◆ PROBLEM REQUIREMENTS ◆
Locate each line containing the string "Imports" and copy it out.

(Figure dataset records)

______

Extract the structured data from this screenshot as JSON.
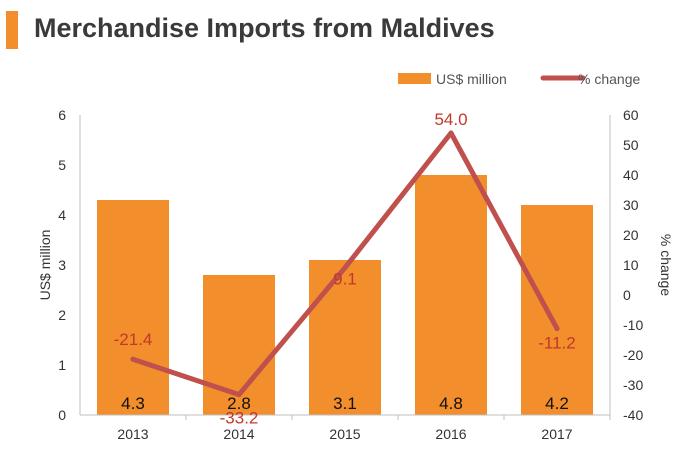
{
  "title": "Merchandise Imports from Maldives",
  "colors": {
    "bar": "#f28e2b",
    "line": "#c0504d",
    "line_label": "#c0392b",
    "title_accent": "#f28e2b",
    "axis": "#bfbfbf",
    "text": "#333333"
  },
  "chart_data": {
    "type": "bar",
    "title": "Merchandise Imports from Maldives",
    "categories": [
      "2013",
      "2014",
      "2015",
      "2016",
      "2017"
    ],
    "series": [
      {
        "name": "US$ million",
        "type": "bar",
        "axis": "left",
        "values": [
          4.3,
          2.8,
          3.1,
          4.8,
          4.2
        ],
        "labels": [
          "4.3",
          "2.8",
          "3.1",
          "4.8",
          "4.2"
        ]
      },
      {
        "name": "% change",
        "type": "line",
        "axis": "right",
        "values": [
          -21.4,
          -33.2,
          9.1,
          54.0,
          -11.2
        ],
        "labels": [
          "-21.4",
          "-33.2",
          "9.1",
          "54.0",
          "-11.2"
        ]
      }
    ],
    "ylabel": "US$ million",
    "ylim": [
      0,
      6
    ],
    "yticks": [
      "0",
      "1",
      "2",
      "3",
      "4",
      "5",
      "6"
    ],
    "y2label": "% change",
    "y2lim": [
      -40,
      60
    ],
    "y2ticks": [
      "-40",
      "-30",
      "-20",
      "-10",
      "0",
      "10",
      "20",
      "30",
      "40",
      "50",
      "60"
    ],
    "legend": "top-right",
    "grid": false
  }
}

______

◆ EXERCISE RESULT ◆
  "title": "Merchandise Imports from Maldives",
    "title": "Merchandise Imports from Maldives",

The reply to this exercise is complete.